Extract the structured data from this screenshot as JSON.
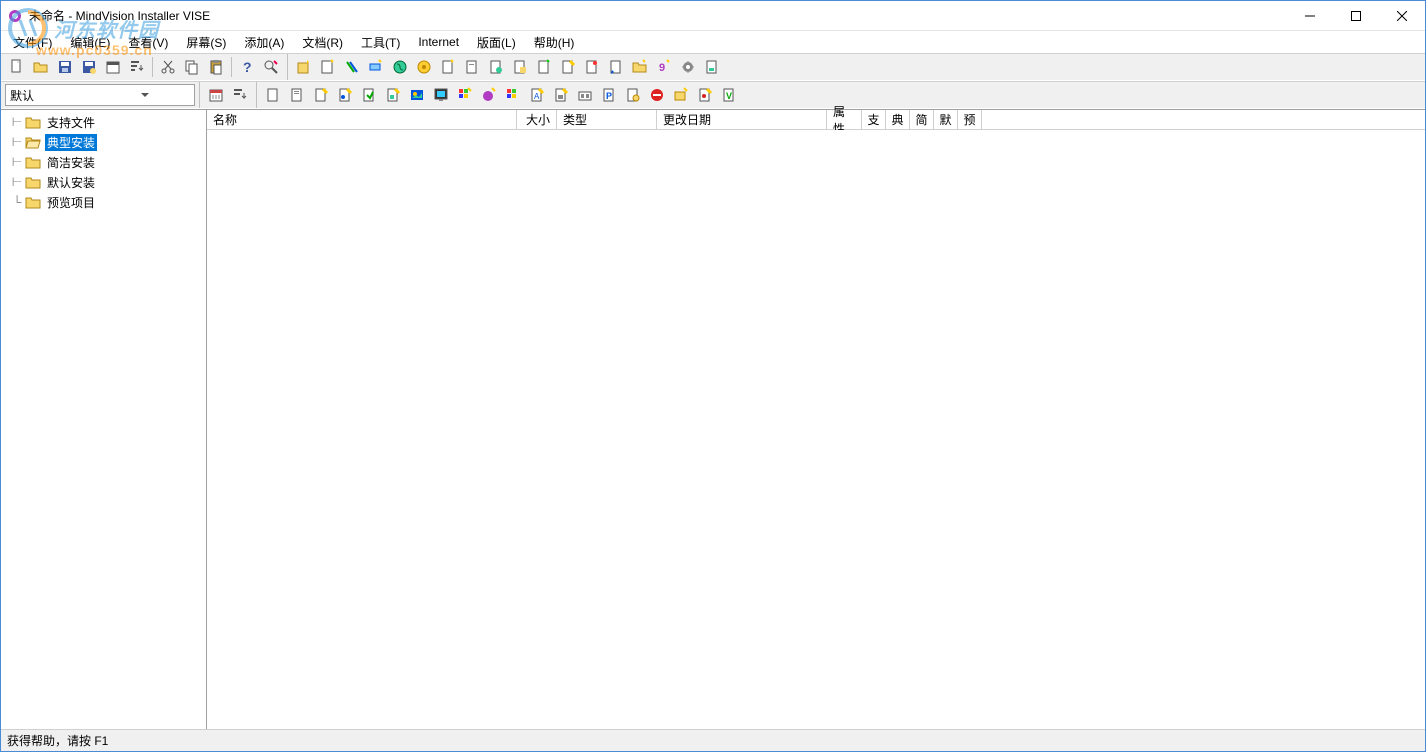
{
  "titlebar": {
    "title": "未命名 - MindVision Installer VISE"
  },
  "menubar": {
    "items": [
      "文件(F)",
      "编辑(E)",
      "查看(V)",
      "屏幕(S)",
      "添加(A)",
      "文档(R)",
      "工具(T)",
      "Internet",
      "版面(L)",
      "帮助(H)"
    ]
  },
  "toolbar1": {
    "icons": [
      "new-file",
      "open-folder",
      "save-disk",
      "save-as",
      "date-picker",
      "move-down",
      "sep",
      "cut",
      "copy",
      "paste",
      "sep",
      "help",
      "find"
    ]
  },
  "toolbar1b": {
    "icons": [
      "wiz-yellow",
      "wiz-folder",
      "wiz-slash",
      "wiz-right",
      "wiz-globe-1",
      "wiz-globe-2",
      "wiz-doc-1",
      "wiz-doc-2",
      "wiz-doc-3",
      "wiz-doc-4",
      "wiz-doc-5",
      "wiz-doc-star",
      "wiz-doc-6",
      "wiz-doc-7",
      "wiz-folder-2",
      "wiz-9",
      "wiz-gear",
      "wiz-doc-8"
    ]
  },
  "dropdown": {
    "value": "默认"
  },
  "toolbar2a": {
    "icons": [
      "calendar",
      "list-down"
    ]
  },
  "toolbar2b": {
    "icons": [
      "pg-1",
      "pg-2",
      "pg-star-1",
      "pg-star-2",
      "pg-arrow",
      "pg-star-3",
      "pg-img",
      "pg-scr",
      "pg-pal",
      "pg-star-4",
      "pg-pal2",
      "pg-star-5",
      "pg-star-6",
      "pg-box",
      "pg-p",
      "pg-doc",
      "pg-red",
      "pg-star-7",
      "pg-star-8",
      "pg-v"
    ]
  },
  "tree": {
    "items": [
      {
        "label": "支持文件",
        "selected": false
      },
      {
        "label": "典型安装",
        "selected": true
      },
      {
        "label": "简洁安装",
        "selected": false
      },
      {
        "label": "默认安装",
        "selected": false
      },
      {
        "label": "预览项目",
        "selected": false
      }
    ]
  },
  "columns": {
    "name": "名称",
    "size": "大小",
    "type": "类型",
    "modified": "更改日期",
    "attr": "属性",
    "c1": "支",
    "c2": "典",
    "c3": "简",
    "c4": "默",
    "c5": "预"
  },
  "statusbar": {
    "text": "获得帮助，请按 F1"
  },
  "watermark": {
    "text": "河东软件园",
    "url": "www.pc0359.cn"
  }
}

### Exercise instructions
Select and copy every line from the records that includes the word "label".

### Reply
        "label": "支持文件",
        "label": "典型安装",
        "label": "简洁安装",
        "label": "默认安装",
        "label": "预览项目",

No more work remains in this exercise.